>> BEGIN ENTRIES PROVIDED
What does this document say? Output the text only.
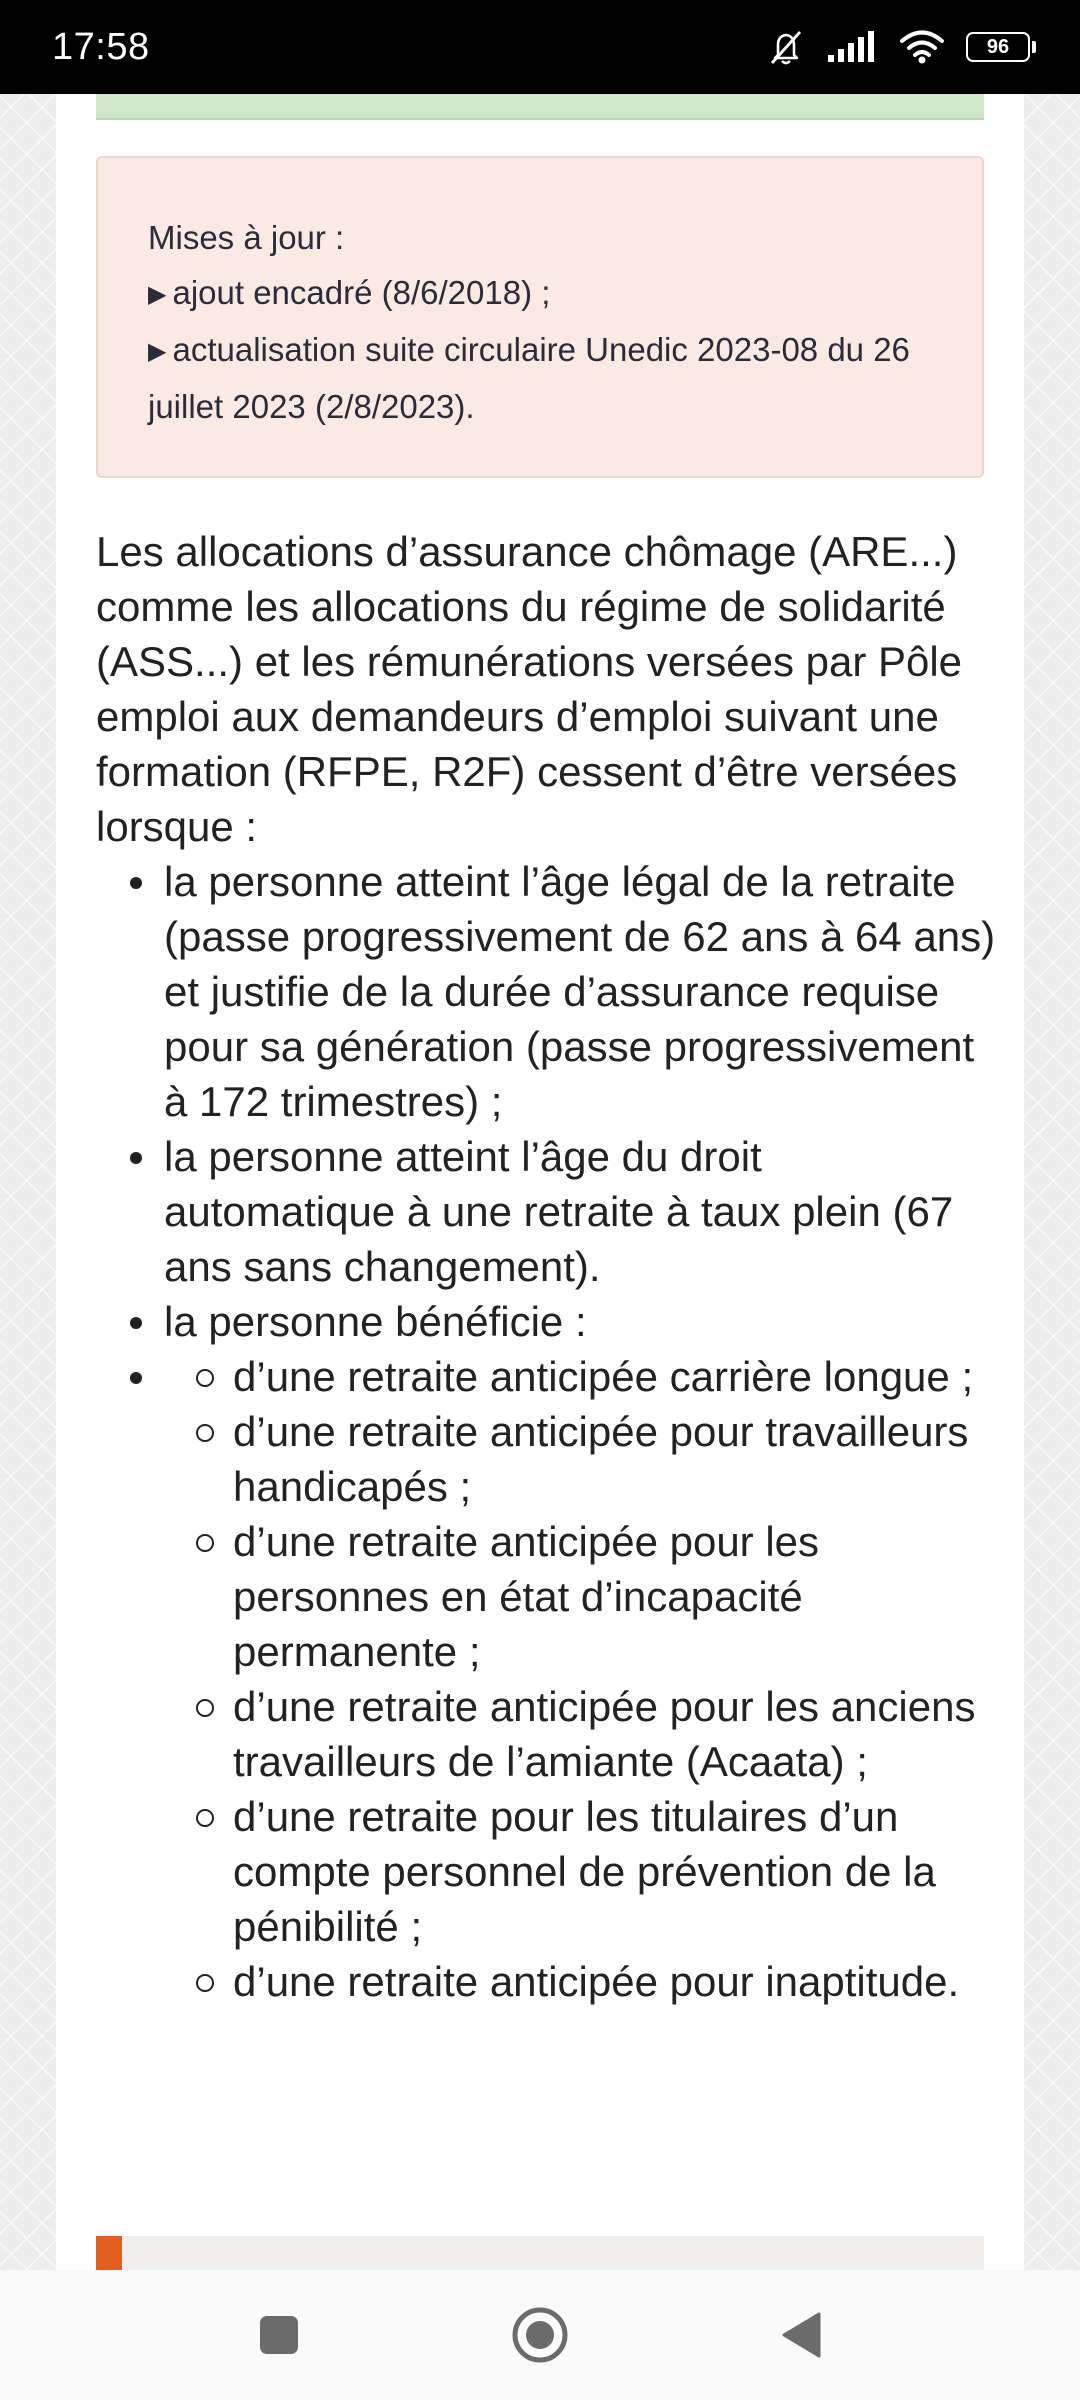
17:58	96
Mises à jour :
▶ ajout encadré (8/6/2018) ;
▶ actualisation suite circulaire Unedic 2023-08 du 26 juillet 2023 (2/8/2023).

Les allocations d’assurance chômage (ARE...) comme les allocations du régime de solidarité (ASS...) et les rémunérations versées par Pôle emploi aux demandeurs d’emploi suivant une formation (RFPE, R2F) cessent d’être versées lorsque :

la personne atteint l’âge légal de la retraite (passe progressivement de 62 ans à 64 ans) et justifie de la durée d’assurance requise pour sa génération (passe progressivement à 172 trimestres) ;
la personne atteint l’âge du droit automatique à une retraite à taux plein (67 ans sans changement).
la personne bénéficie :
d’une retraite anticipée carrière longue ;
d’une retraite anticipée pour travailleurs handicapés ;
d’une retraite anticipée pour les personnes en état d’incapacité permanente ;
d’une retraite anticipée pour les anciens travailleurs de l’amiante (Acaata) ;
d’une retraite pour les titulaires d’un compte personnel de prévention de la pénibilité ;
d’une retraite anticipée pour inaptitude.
>> END ENTRIES PROVIDED
>> BEGIN ENTRIES PROVIDED
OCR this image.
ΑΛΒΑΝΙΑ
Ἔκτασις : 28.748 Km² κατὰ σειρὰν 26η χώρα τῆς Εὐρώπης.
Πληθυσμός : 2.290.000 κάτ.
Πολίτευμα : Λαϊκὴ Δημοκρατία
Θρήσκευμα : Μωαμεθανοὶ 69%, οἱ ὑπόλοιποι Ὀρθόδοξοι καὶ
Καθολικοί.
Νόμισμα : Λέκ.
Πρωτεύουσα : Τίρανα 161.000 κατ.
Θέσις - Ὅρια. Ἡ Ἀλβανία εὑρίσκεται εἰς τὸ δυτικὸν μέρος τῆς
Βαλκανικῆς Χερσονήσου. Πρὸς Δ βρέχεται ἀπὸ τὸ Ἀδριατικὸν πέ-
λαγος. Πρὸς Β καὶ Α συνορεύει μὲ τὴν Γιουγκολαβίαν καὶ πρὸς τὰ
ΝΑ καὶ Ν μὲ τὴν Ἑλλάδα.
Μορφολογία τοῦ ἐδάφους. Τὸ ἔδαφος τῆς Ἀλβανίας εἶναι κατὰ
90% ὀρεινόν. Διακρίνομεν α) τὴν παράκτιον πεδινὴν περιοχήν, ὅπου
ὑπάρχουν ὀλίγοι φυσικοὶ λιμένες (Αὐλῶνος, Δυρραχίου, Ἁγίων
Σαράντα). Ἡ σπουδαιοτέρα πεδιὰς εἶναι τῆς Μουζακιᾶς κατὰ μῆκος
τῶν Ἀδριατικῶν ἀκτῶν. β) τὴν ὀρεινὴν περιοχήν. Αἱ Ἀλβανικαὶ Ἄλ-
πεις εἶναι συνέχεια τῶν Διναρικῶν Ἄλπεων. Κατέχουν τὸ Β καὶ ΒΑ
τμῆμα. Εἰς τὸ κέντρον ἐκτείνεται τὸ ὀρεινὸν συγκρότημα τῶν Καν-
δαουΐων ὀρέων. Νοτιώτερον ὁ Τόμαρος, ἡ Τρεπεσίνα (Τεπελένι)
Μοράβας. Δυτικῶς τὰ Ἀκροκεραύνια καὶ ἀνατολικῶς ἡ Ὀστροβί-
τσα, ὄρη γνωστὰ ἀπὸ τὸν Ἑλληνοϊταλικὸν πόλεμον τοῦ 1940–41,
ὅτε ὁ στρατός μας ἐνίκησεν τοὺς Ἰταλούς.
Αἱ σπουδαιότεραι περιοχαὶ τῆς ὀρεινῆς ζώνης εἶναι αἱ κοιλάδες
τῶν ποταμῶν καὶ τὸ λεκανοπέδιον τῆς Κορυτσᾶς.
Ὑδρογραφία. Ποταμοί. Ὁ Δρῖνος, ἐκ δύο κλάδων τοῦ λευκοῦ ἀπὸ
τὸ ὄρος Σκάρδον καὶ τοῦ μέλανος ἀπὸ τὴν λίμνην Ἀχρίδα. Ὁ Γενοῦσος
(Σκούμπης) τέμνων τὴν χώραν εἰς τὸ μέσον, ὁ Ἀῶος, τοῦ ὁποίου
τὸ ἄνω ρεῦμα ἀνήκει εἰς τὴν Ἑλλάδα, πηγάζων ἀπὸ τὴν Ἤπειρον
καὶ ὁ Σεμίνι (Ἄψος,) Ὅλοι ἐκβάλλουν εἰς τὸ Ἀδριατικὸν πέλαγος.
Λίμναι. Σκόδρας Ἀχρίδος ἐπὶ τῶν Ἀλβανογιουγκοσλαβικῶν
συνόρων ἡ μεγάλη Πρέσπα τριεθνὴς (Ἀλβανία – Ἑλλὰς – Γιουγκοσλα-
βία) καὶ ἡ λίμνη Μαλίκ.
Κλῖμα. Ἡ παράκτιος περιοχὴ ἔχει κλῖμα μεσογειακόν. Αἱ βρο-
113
>> END ENTRIES PROVIDED
_PROBLEM STATEMENT_.
Your answer should be a single number: the count of lines containing the word "περιοχήν".

_SOLUTION TO THIS PROBLEM_.
2